§ Work instructions
• 1. Copy the entries verbatim, starting at the line that contains "expand-icon[interactable] [2471,193,2496,218]" and ending at the line that contains "field-label: Amenities [1962,940,2057,963]", both included.
• 2. Pick up the wildfire smoke article where it stops and keep writing.

§ Extracted text
>>>

Air quality alert issued for NYC over drifting smoke from New Jersey wildfire

As a huge wildfire continues to burn in central New Jersey on April 24, smoke from the blaze is expected to reach residents in New York City some 60 miles away, prompting an air quality alert.

The air quality will be unhealthy for sensitive groups and residents will start to smell and see smoke, New York City Emergency Management predicted. The alert covered Manhattan along with the Bronx, Kings, Queens, Richmond, Nassau, Suffolk, Westchester and Rockland.

The Jones Road wildfire, which started the morning of April 22 in southern Ocean County, New Jersey, burned 13,250 and was 50% contained as of the evening of April 23. Officials said that while firefighters had made progress on containing the blaze, it was expected to keep burning until the area sees a soaking rain, likely not until the end of the week.

Heavy smoke from the fire was affecting visibility in the neighboring townships, where residents have been allowed to return to their homes after about 5,000 people were evacuated.

Fire could be one of New Jersey’s biggest

The blaze was threatening to become the biggest in New Jersey in 20 years, officials said. Shawn LaTourette, Commissioner of the New Jersey Department of Environmental Protection, said the damage is expected to spread, but in uninhabited forest areas. Embers from the fire sparked several small blazes near a decommissioned Oyster Creek nuclear power plant in Waretown, according to state officials.

<<<

§ Given records

>>>

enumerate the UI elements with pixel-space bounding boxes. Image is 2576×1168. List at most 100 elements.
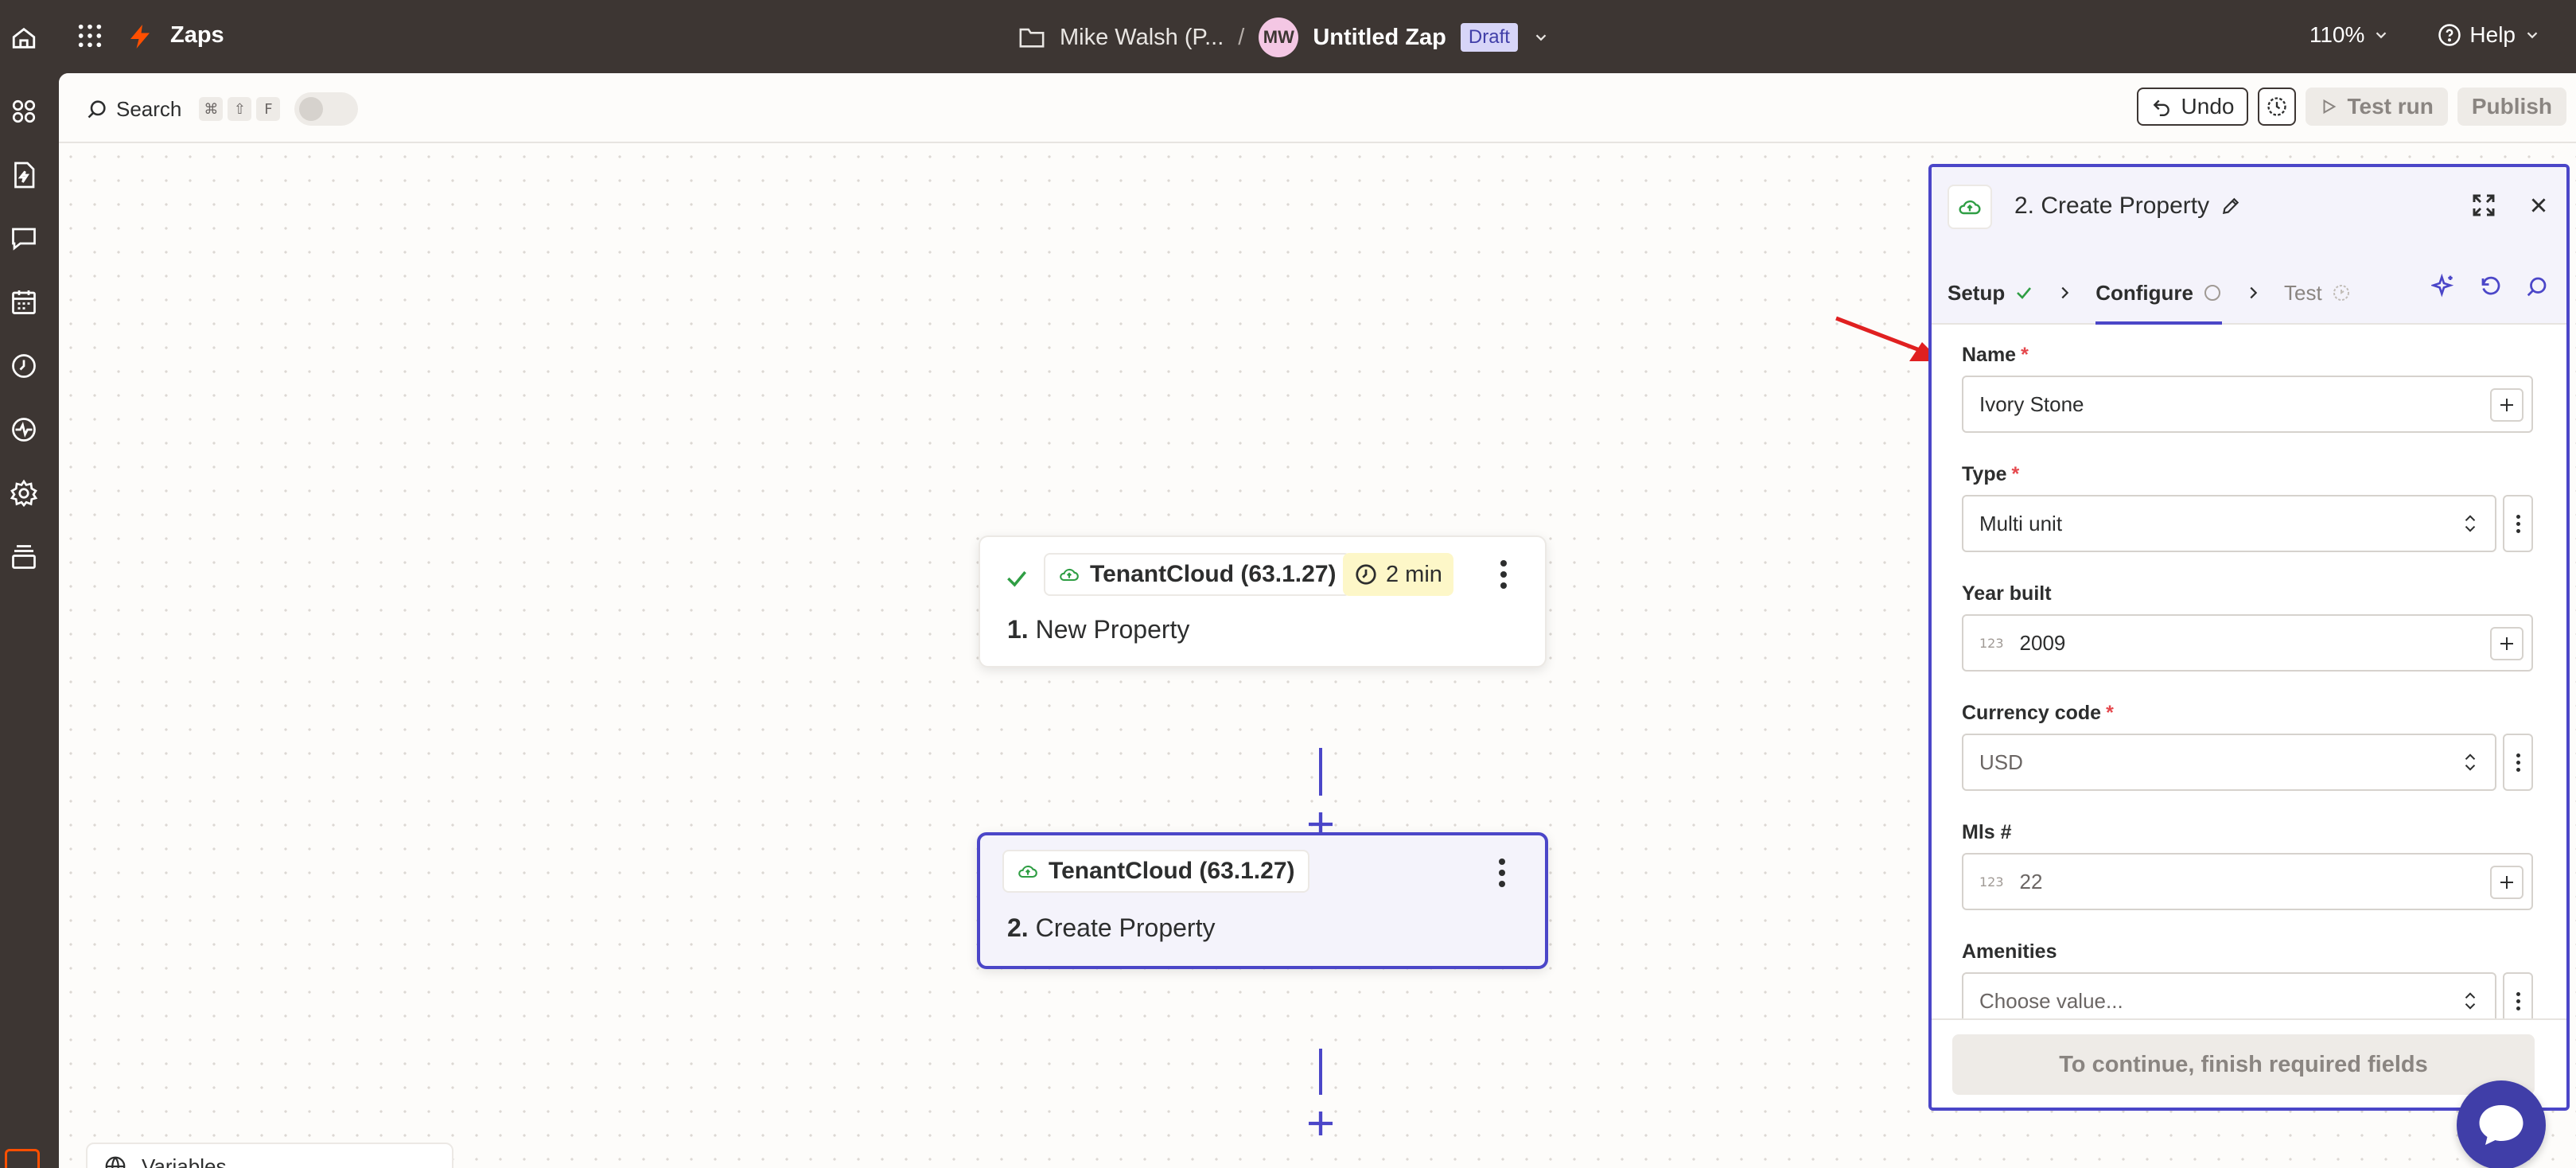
expand-icon[interactable] [2471,193,2496,218]
field-year-built: Year built 123 2009 [1962,582,2533,672]
sidebar-item-history[interactable] [10,352,38,380]
step-menu-button[interactable] [1488,851,1516,894]
gear-icon [10,479,38,508]
sidebar-item-activity[interactable] [10,415,38,444]
insert-data-button[interactable] [2490,627,2523,660]
year-built-input[interactable]: 123 2009 [1962,614,2533,672]
refresh-icon[interactable] [2479,274,2503,298]
search-button[interactable]: Search ⌘ ⇧ F [86,92,359,126]
continue-button[interactable]: To continue, finish required fields [1952,1034,2535,1095]
tab-label: Test [2284,280,2322,305]
support-chat-button[interactable] [2457,1080,2546,1168]
select-arrows-icon [2465,753,2476,771]
name-input[interactable]: Ivory Stone [1962,376,2533,433]
zap-breadcrumb: Mike Walsh (P... / MW Untitled Zap Draft [1018,16,1550,59]
kbd-shift: ⇧ [228,97,252,121]
plus-icon [2500,399,2513,411]
field-label: Amenities [1962,940,2057,963]
field-label: Currency code * [1962,702,2114,724]
cloud-icon [1959,200,1981,215]
version-history-button[interactable] [2258,88,2297,126]
test-run-button[interactable]: Test run [2306,88,2448,126]
tab-configure[interactable]: Configure [2095,261,2222,325]
variables-label[interactable]: Variables [142,1154,226,1168]
search-label: Search [116,96,182,121]
step-card-2[interactable]: TenantCloud (63.1.27) 2. Create Property [977,832,1548,969]
sidebar-item-templates[interactable] [10,543,38,571]
number-type-tag: 123 [1979,874,2004,890]
plus-icon [2500,637,2513,650]
globe-icon [105,1156,126,1168]
home-icon [12,27,36,49]
field-options-button[interactable] [2503,734,2533,791]
pending-circle-icon [2204,285,2220,301]
apps-icon [12,99,36,123]
type-select[interactable]: Multi unit [1962,495,2496,552]
canvas-toolbar: Search ⌘ ⇧ F Undo Test run Publish [59,73,2576,143]
step-menu-button[interactable] [1489,553,1518,596]
step-number: 2. [1007,913,1029,942]
zoom-dropdown[interactable]: 110% [2309,22,2391,48]
ai-sparkle-icon[interactable] [2431,274,2457,299]
help-menu[interactable]: Help [2438,22,2541,48]
select-arrows-icon [2465,515,2476,532]
sidebar-item-interfaces[interactable] [10,224,38,253]
search-icon[interactable] [2525,274,2549,298]
tab-separator [2033,284,2095,302]
tab-separator [2222,284,2284,302]
connector-line [1319,1049,1322,1095]
toolbar-actions: Undo Test run Publish [2136,88,2566,126]
publish-button[interactable]: Publish [2457,88,2566,126]
clock-icon [12,354,36,378]
undo-icon [2153,99,2169,117]
tab-setup[interactable]: Setup [1948,261,2033,325]
add-step-plus-icon[interactable] [1305,1108,1337,1139]
kbd-cmd: ⌘ [199,97,224,121]
plus-icon [2500,876,2513,889]
step-title-text: New Property [1035,615,1190,644]
step-card-1[interactable]: TenantCloud (63.1.27) 2 min 1. New Prope… [979,535,1547,668]
sidebar-item-zaps[interactable] [10,161,38,189]
amenities-placeholder: Choose value... [1979,988,2123,1013]
panel-header: 2. Create Property Setup Configure Test [1932,167,2566,325]
step-number: 1. [1007,615,1029,644]
panel-tools [2431,263,2549,310]
mls-input[interactable]: 123 22 [1962,853,2533,910]
insert-data-button[interactable] [2490,866,2523,899]
apps-grid-icon[interactable] [76,22,103,49]
panel-title-text: 2. Create Property [2014,193,2210,219]
sidebar-item-apps[interactable] [10,97,38,126]
help-icon [2438,24,2461,46]
currency-select[interactable]: USD [1962,734,2496,791]
type-value: Multi unit [1979,511,2063,535]
canvas-toggle[interactable] [294,92,359,126]
insert-data-button[interactable] [2490,388,2523,422]
close-icon[interactable] [2528,195,2549,216]
field-options-button[interactable] [2503,495,2533,552]
home-button[interactable] [3,18,45,59]
step-app-name: TenantCloud (63.1.27) [1090,561,1337,587]
folder-name[interactable]: Mike Walsh (P... [1060,25,1224,51]
field-mls: Mls # 123 22 [1962,821,2533,910]
chat-bubble-icon [2479,1105,2523,1145]
test-run-label: Test run [2347,94,2434,119]
breadcrumb-separator: / [1238,24,1245,50]
pulse-icon [12,418,36,442]
zap-title[interactable]: Untitled Zap [1313,25,1446,51]
select-arrows-icon [2465,992,2476,1010]
app-name[interactable]: Zaps [170,22,224,49]
chevron-down-icon[interactable] [1532,29,1550,46]
sidebar-item-settings[interactable] [10,479,38,508]
field-name: Name * Ivory Stone [1962,344,2533,433]
canvas-bottom-bar: Variables [86,1143,453,1168]
sidebar-item-upgrade[interactable] [5,1149,40,1168]
connector-line [1319,748,1322,796]
undo-button[interactable]: Undo [2136,88,2249,126]
tab-test[interactable]: Test [2284,261,2351,325]
sidebar-item-tables[interactable] [10,288,38,317]
clock-icon [1356,564,1376,585]
step-title-text: Create Property [1035,913,1216,942]
avatar[interactable]: MW [1259,18,1299,57]
pencil-icon[interactable] [2220,196,2241,216]
mls-value: 22 [2019,869,2043,894]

<<<

§ The results
• 1.
expand-icon[interactable] [2471,193,2496,218]
field-year-built: Year built 123 2009 [1962,582,2533,672]
sidebar-item-history[interactable] [10,352,38,380]
step-menu-button[interactable] [1488,851,1516,894]
gear-icon [10,479,38,508]
sidebar-item-activity[interactable] [10,415,38,444]
insert-data-button[interactable] [2490,627,2523,660]
year-built-input[interactable]: 123 2009 [1962,614,2533,672]
refresh-icon[interactable] [2479,274,2503,298]
search-button[interactable]: Search ⌘ ⇧ F [86,92,359,126]
continue-button[interactable]: To continue, finish required fields [1952,1034,2535,1095]
tab-label: Test [2284,280,2322,305]
support-chat-button[interactable] [2457,1080,2546,1168]
select-arrows-icon [2465,753,2476,771]
name-input[interactable]: Ivory Stone [1962,376,2533,433]
zap-breadcrumb: Mike Walsh (P... / MW Untitled Zap Draft [1018,16,1550,59]
kbd-shift: ⇧ [228,97,252,121]
plus-icon [2500,399,2513,411]
field-label: Amenities [1962,940,2057,963]

• 2.
“New Jersey has some of the most volatile wildland fire fuels in the entire country,” New Jersey Forest Fire Service Chief Bill Donnelly said at a news conference. “Everybody’s used to seeing California and things like that, that chaparral that burns up the hills and goes crazy. These Pine Barrens out here are the exact same type of fuel model. They’re just like having napalm spread across the ground.”

The fire’s cause is still under investigation.

Business destroyed in wildfire: ‘Gut-wrenching’

There were no reported injuries in the fire, but multiple officials said a building in Lacey Township’s industrial park was destroyed, along with multiple outbuildings and vehicles. Twelve structures remained under threat.

Bob Nosti, owner of Liberty Door and Awning, arrived the morning of April 23 to find his business burned to the ground. He wasn’t worried about it a day earlier, because the flames were two towns away, Nosti told the Asbury Park Press, part of the USA TODAY Network. But the blaze moved quickly.

“Then all of a sudden, my building was gone an hour later,” he said. “It’s gut-wrenching for sure, but we’ll be all right. We’ll rebuild – and we’ll build it bigger and better.”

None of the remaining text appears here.